▶ [Source material]

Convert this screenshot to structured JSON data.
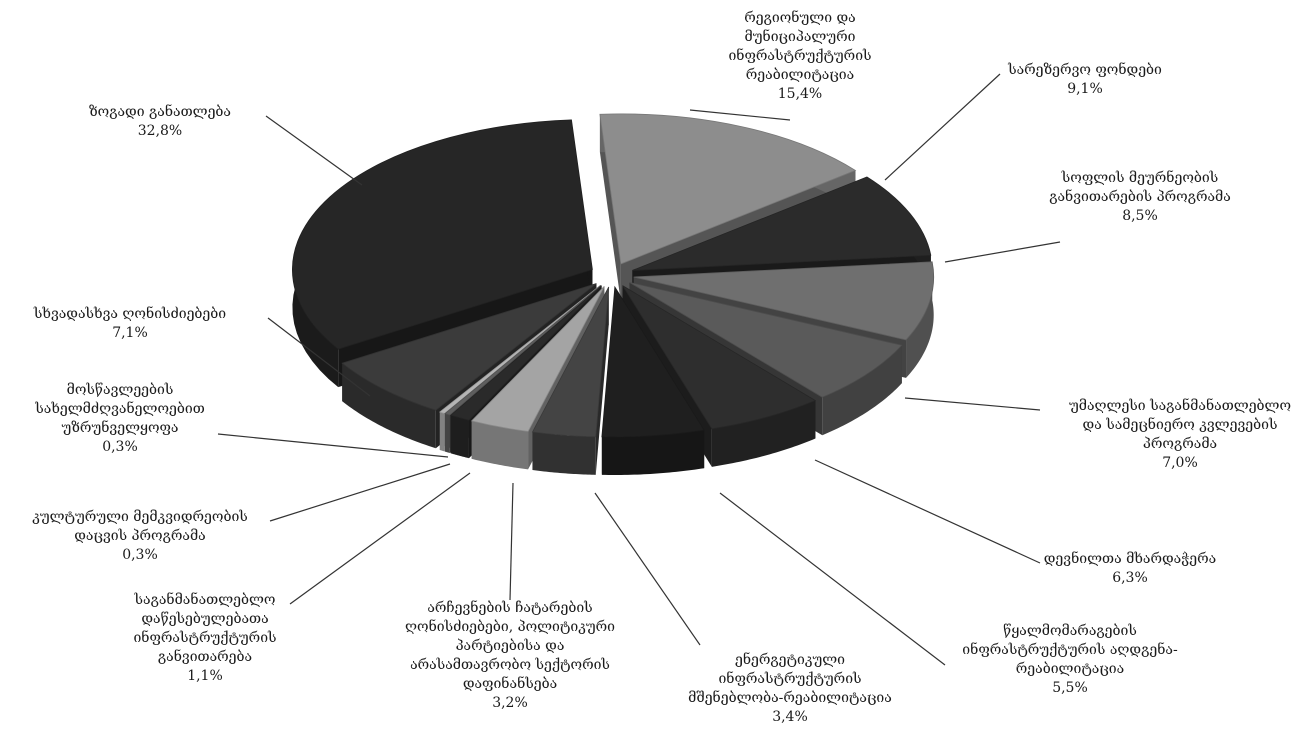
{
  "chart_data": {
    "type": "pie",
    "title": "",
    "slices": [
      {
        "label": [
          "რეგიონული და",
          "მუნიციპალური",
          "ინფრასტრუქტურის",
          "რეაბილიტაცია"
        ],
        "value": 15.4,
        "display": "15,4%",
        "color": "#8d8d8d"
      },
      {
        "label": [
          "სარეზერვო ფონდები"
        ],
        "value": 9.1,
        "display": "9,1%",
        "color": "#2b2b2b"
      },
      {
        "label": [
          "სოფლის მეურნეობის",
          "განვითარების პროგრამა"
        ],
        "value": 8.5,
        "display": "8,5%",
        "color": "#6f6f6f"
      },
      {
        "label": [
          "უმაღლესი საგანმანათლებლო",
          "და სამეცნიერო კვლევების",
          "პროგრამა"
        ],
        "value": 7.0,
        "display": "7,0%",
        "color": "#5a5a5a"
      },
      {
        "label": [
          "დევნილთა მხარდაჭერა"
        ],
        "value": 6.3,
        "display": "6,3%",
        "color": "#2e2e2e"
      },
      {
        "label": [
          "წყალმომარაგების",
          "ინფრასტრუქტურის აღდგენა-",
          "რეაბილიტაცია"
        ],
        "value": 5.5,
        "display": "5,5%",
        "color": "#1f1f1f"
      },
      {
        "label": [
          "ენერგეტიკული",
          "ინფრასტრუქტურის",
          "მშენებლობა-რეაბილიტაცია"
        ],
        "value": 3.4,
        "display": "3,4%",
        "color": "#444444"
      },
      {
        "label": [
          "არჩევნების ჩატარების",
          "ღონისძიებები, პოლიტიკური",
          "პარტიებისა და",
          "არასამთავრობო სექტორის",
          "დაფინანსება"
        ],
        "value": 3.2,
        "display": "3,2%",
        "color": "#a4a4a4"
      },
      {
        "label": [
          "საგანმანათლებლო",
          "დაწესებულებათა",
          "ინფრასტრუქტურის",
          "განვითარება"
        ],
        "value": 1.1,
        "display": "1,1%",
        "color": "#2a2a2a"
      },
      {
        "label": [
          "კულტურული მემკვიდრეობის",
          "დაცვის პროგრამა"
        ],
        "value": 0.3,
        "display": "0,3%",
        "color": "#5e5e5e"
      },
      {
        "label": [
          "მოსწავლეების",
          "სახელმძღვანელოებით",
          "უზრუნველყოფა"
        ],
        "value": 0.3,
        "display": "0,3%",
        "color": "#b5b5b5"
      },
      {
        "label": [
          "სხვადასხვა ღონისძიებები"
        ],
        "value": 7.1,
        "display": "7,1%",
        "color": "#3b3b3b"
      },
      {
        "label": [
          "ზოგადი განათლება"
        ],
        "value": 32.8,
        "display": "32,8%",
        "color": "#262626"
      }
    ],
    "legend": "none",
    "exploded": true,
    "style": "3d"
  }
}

▶ [Job] Search the lines above for the string "საგანმანათლებლო" and copy each line that has it.

▶ [Correct output]
          "უმაღლესი საგანმანათლებლო",
          "საგანმანათლებლო",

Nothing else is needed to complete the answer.